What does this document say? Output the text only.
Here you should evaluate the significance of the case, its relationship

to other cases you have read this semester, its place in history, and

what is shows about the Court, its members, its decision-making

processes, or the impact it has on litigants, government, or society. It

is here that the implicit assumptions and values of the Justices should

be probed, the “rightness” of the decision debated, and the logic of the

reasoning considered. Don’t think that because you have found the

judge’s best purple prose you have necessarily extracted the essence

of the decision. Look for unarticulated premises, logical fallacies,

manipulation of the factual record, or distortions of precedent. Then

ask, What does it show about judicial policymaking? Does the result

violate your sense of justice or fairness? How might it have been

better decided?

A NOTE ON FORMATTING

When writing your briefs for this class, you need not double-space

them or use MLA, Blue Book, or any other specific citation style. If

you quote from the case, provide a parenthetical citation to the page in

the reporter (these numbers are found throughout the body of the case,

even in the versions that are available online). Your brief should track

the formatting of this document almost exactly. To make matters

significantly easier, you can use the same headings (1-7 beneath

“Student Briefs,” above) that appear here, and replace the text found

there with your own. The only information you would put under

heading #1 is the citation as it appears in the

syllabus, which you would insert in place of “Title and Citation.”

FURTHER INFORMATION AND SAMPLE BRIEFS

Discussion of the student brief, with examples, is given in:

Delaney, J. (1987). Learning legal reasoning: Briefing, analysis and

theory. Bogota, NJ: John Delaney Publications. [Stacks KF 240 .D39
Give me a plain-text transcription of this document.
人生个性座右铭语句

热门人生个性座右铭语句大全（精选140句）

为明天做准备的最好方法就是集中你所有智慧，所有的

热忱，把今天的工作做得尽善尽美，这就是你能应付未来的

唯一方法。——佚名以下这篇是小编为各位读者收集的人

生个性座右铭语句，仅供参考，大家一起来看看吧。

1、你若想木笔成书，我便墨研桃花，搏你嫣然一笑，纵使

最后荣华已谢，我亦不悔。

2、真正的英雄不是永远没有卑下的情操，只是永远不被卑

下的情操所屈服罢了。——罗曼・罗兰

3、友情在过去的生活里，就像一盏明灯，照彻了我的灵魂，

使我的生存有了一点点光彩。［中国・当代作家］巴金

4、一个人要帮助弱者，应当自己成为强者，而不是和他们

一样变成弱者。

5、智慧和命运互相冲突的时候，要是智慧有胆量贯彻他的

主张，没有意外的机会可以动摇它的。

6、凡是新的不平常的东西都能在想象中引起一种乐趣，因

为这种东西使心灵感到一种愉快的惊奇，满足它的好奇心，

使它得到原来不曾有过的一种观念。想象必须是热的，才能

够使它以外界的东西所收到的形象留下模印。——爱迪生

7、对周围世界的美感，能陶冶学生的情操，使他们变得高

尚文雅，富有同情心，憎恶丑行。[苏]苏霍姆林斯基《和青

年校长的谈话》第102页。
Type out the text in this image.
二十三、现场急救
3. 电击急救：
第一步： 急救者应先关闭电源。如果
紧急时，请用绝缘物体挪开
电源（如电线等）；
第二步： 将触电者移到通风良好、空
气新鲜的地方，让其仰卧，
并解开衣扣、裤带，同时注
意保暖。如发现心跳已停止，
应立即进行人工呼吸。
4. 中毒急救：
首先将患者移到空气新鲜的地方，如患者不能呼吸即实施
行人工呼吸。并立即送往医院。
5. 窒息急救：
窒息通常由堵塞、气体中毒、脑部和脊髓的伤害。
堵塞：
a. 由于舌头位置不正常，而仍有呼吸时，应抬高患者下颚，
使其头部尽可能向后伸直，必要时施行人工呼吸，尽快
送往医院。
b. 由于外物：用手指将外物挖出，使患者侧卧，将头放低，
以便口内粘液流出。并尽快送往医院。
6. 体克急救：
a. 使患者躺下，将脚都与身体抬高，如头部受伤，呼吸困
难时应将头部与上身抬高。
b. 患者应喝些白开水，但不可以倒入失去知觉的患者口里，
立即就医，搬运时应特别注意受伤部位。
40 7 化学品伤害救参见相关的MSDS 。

+---+

Note every line above where the string "about" shows up, and copy those lines.

what is shows about the Court, its members, its decision-making
ask, What does it show about judicial policymaking? Does the result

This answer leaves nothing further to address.